◆ Problem description: Write the data below out exactly as it stands. Do not include the pictures.

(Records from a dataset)
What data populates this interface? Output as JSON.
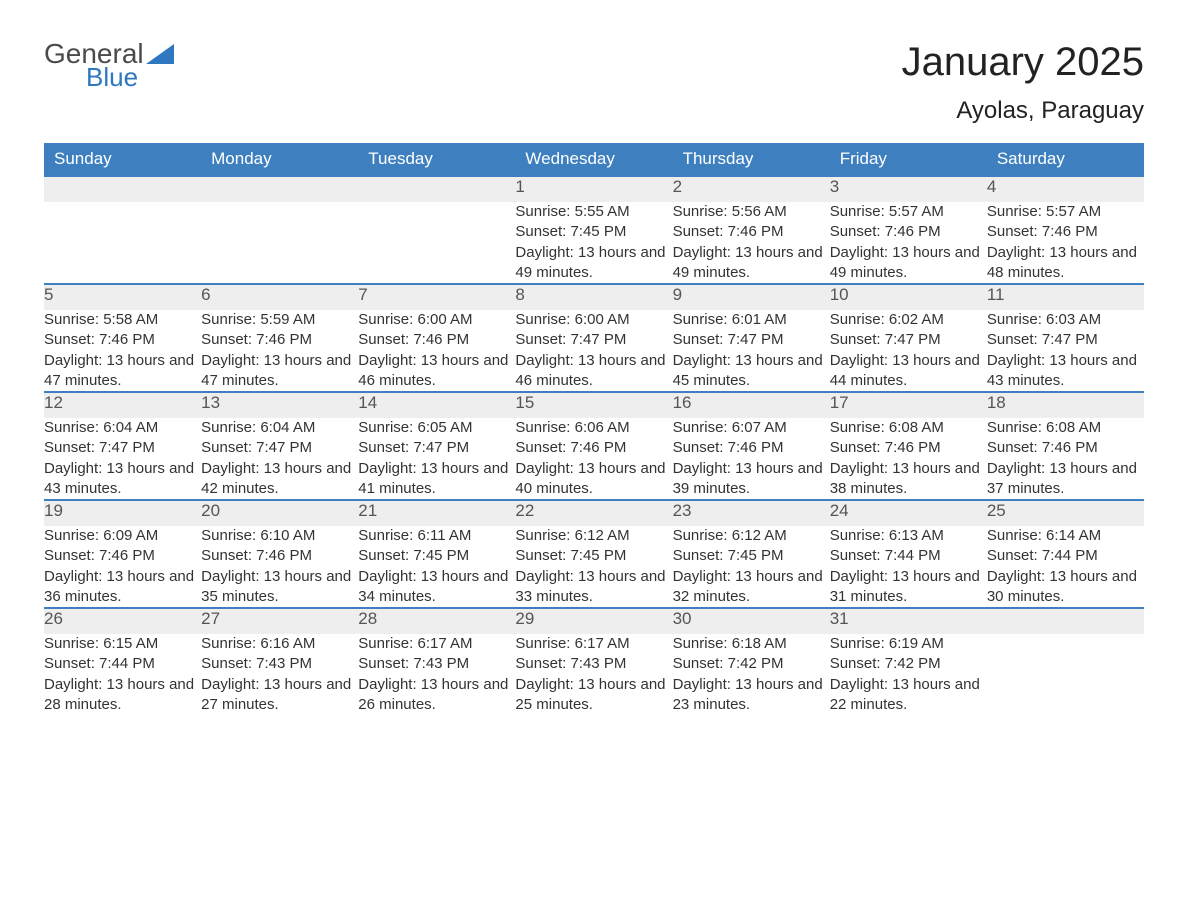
{
  "logo": {
    "word1": "General",
    "word2": "Blue",
    "accent_color": "#2f78bf"
  },
  "title": "January 2025",
  "location": "Ayolas, Paraguay",
  "colors": {
    "header_bg": "#3d7fbf",
    "header_text": "#ffffff",
    "daynum_bg": "#eeeeee",
    "daynum_border": "#3d7fbf",
    "body_text": "#333333",
    "background": "#ffffff"
  },
  "weekday_headers": [
    "Sunday",
    "Monday",
    "Tuesday",
    "Wednesday",
    "Thursday",
    "Friday",
    "Saturday"
  ],
  "labels": {
    "sunrise_prefix": "Sunrise: ",
    "sunset_prefix": "Sunset: ",
    "daylight_prefix": "Daylight: "
  },
  "weeks": [
    [
      null,
      null,
      null,
      {
        "day": "1",
        "sunrise": "5:55 AM",
        "sunset": "7:45 PM",
        "daylight": "13 hours and 49 minutes."
      },
      {
        "day": "2",
        "sunrise": "5:56 AM",
        "sunset": "7:46 PM",
        "daylight": "13 hours and 49 minutes."
      },
      {
        "day": "3",
        "sunrise": "5:57 AM",
        "sunset": "7:46 PM",
        "daylight": "13 hours and 49 minutes."
      },
      {
        "day": "4",
        "sunrise": "5:57 AM",
        "sunset": "7:46 PM",
        "daylight": "13 hours and 48 minutes."
      }
    ],
    [
      {
        "day": "5",
        "sunrise": "5:58 AM",
        "sunset": "7:46 PM",
        "daylight": "13 hours and 47 minutes."
      },
      {
        "day": "6",
        "sunrise": "5:59 AM",
        "sunset": "7:46 PM",
        "daylight": "13 hours and 47 minutes."
      },
      {
        "day": "7",
        "sunrise": "6:00 AM",
        "sunset": "7:46 PM",
        "daylight": "13 hours and 46 minutes."
      },
      {
        "day": "8",
        "sunrise": "6:00 AM",
        "sunset": "7:47 PM",
        "daylight": "13 hours and 46 minutes."
      },
      {
        "day": "9",
        "sunrise": "6:01 AM",
        "sunset": "7:47 PM",
        "daylight": "13 hours and 45 minutes."
      },
      {
        "day": "10",
        "sunrise": "6:02 AM",
        "sunset": "7:47 PM",
        "daylight": "13 hours and 44 minutes."
      },
      {
        "day": "11",
        "sunrise": "6:03 AM",
        "sunset": "7:47 PM",
        "daylight": "13 hours and 43 minutes."
      }
    ],
    [
      {
        "day": "12",
        "sunrise": "6:04 AM",
        "sunset": "7:47 PM",
        "daylight": "13 hours and 43 minutes."
      },
      {
        "day": "13",
        "sunrise": "6:04 AM",
        "sunset": "7:47 PM",
        "daylight": "13 hours and 42 minutes."
      },
      {
        "day": "14",
        "sunrise": "6:05 AM",
        "sunset": "7:47 PM",
        "daylight": "13 hours and 41 minutes."
      },
      {
        "day": "15",
        "sunrise": "6:06 AM",
        "sunset": "7:46 PM",
        "daylight": "13 hours and 40 minutes."
      },
      {
        "day": "16",
        "sunrise": "6:07 AM",
        "sunset": "7:46 PM",
        "daylight": "13 hours and 39 minutes."
      },
      {
        "day": "17",
        "sunrise": "6:08 AM",
        "sunset": "7:46 PM",
        "daylight": "13 hours and 38 minutes."
      },
      {
        "day": "18",
        "sunrise": "6:08 AM",
        "sunset": "7:46 PM",
        "daylight": "13 hours and 37 minutes."
      }
    ],
    [
      {
        "day": "19",
        "sunrise": "6:09 AM",
        "sunset": "7:46 PM",
        "daylight": "13 hours and 36 minutes."
      },
      {
        "day": "20",
        "sunrise": "6:10 AM",
        "sunset": "7:46 PM",
        "daylight": "13 hours and 35 minutes."
      },
      {
        "day": "21",
        "sunrise": "6:11 AM",
        "sunset": "7:45 PM",
        "daylight": "13 hours and 34 minutes."
      },
      {
        "day": "22",
        "sunrise": "6:12 AM",
        "sunset": "7:45 PM",
        "daylight": "13 hours and 33 minutes."
      },
      {
        "day": "23",
        "sunrise": "6:12 AM",
        "sunset": "7:45 PM",
        "daylight": "13 hours and 32 minutes."
      },
      {
        "day": "24",
        "sunrise": "6:13 AM",
        "sunset": "7:44 PM",
        "daylight": "13 hours and 31 minutes."
      },
      {
        "day": "25",
        "sunrise": "6:14 AM",
        "sunset": "7:44 PM",
        "daylight": "13 hours and 30 minutes."
      }
    ],
    [
      {
        "day": "26",
        "sunrise": "6:15 AM",
        "sunset": "7:44 PM",
        "daylight": "13 hours and 28 minutes."
      },
      {
        "day": "27",
        "sunrise": "6:16 AM",
        "sunset": "7:43 PM",
        "daylight": "13 hours and 27 minutes."
      },
      {
        "day": "28",
        "sunrise": "6:17 AM",
        "sunset": "7:43 PM",
        "daylight": "13 hours and 26 minutes."
      },
      {
        "day": "29",
        "sunrise": "6:17 AM",
        "sunset": "7:43 PM",
        "daylight": "13 hours and 25 minutes."
      },
      {
        "day": "30",
        "sunrise": "6:18 AM",
        "sunset": "7:42 PM",
        "daylight": "13 hours and 23 minutes."
      },
      {
        "day": "31",
        "sunrise": "6:19 AM",
        "sunset": "7:42 PM",
        "daylight": "13 hours and 22 minutes."
      },
      null
    ]
  ]
}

◆ Answer for this exercise:
What data populates this interface? Output as JSON.
{
  "logo": {
    "word1": "General",
    "word2": "Blue",
    "accent_color": "#2f78bf"
  },
  "title": "January 2025",
  "location": "Ayolas, Paraguay",
  "colors": {
    "header_bg": "#3d7fbf",
    "header_text": "#ffffff",
    "daynum_bg": "#eeeeee",
    "daynum_border": "#3d7fbf",
    "body_text": "#333333",
    "background": "#ffffff"
  },
  "weekday_headers": [
    "Sunday",
    "Monday",
    "Tuesday",
    "Wednesday",
    "Thursday",
    "Friday",
    "Saturday"
  ],
  "labels": {
    "sunrise_prefix": "Sunrise: ",
    "sunset_prefix": "Sunset: ",
    "daylight_prefix": "Daylight: "
  },
  "weeks": [
    [
      null,
      null,
      null,
      {
        "day": "1",
        "sunrise": "5:55 AM",
        "sunset": "7:45 PM",
        "daylight": "13 hours and 49 minutes."
      },
      {
        "day": "2",
        "sunrise": "5:56 AM",
        "sunset": "7:46 PM",
        "daylight": "13 hours and 49 minutes."
      },
      {
        "day": "3",
        "sunrise": "5:57 AM",
        "sunset": "7:46 PM",
        "daylight": "13 hours and 49 minutes."
      },
      {
        "day": "4",
        "sunrise": "5:57 AM",
        "sunset": "7:46 PM",
        "daylight": "13 hours and 48 minutes."
      }
    ],
    [
      {
        "day": "5",
        "sunrise": "5:58 AM",
        "sunset": "7:46 PM",
        "daylight": "13 hours and 47 minutes."
      },
      {
        "day": "6",
        "sunrise": "5:59 AM",
        "sunset": "7:46 PM",
        "daylight": "13 hours and 47 minutes."
      },
      {
        "day": "7",
        "sunrise": "6:00 AM",
        "sunset": "7:46 PM",
        "daylight": "13 hours and 46 minutes."
      },
      {
        "day": "8",
        "sunrise": "6:00 AM",
        "sunset": "7:47 PM",
        "daylight": "13 hours and 46 minutes."
      },
      {
        "day": "9",
        "sunrise": "6:01 AM",
        "sunset": "7:47 PM",
        "daylight": "13 hours and 45 minutes."
      },
      {
        "day": "10",
        "sunrise": "6:02 AM",
        "sunset": "7:47 PM",
        "daylight": "13 hours and 44 minutes."
      },
      {
        "day": "11",
        "sunrise": "6:03 AM",
        "sunset": "7:47 PM",
        "daylight": "13 hours and 43 minutes."
      }
    ],
    [
      {
        "day": "12",
        "sunrise": "6:04 AM",
        "sunset": "7:47 PM",
        "daylight": "13 hours and 43 minutes."
      },
      {
        "day": "13",
        "sunrise": "6:04 AM",
        "sunset": "7:47 PM",
        "daylight": "13 hours and 42 minutes."
      },
      {
        "day": "14",
        "sunrise": "6:05 AM",
        "sunset": "7:47 PM",
        "daylight": "13 hours and 41 minutes."
      },
      {
        "day": "15",
        "sunrise": "6:06 AM",
        "sunset": "7:46 PM",
        "daylight": "13 hours and 40 minutes."
      },
      {
        "day": "16",
        "sunrise": "6:07 AM",
        "sunset": "7:46 PM",
        "daylight": "13 hours and 39 minutes."
      },
      {
        "day": "17",
        "sunrise": "6:08 AM",
        "sunset": "7:46 PM",
        "daylight": "13 hours and 38 minutes."
      },
      {
        "day": "18",
        "sunrise": "6:08 AM",
        "sunset": "7:46 PM",
        "daylight": "13 hours and 37 minutes."
      }
    ],
    [
      {
        "day": "19",
        "sunrise": "6:09 AM",
        "sunset": "7:46 PM",
        "daylight": "13 hours and 36 minutes."
      },
      {
        "day": "20",
        "sunrise": "6:10 AM",
        "sunset": "7:46 PM",
        "daylight": "13 hours and 35 minutes."
      },
      {
        "day": "21",
        "sunrise": "6:11 AM",
        "sunset": "7:45 PM",
        "daylight": "13 hours and 34 minutes."
      },
      {
        "day": "22",
        "sunrise": "6:12 AM",
        "sunset": "7:45 PM",
        "daylight": "13 hours and 33 minutes."
      },
      {
        "day": "23",
        "sunrise": "6:12 AM",
        "sunset": "7:45 PM",
        "daylight": "13 hours and 32 minutes."
      },
      {
        "day": "24",
        "sunrise": "6:13 AM",
        "sunset": "7:44 PM",
        "daylight": "13 hours and 31 minutes."
      },
      {
        "day": "25",
        "sunrise": "6:14 AM",
        "sunset": "7:44 PM",
        "daylight": "13 hours and 30 minutes."
      }
    ],
    [
      {
        "day": "26",
        "sunrise": "6:15 AM",
        "sunset": "7:44 PM",
        "daylight": "13 hours and 28 minutes."
      },
      {
        "day": "27",
        "sunrise": "6:16 AM",
        "sunset": "7:43 PM",
        "daylight": "13 hours and 27 minutes."
      },
      {
        "day": "28",
        "sunrise": "6:17 AM",
        "sunset": "7:43 PM",
        "daylight": "13 hours and 26 minutes."
      },
      {
        "day": "29",
        "sunrise": "6:17 AM",
        "sunset": "7:43 PM",
        "daylight": "13 hours and 25 minutes."
      },
      {
        "day": "30",
        "sunrise": "6:18 AM",
        "sunset": "7:42 PM",
        "daylight": "13 hours and 23 minutes."
      },
      {
        "day": "31",
        "sunrise": "6:19 AM",
        "sunset": "7:42 PM",
        "daylight": "13 hours and 22 minutes."
      },
      null
    ]
  ]
}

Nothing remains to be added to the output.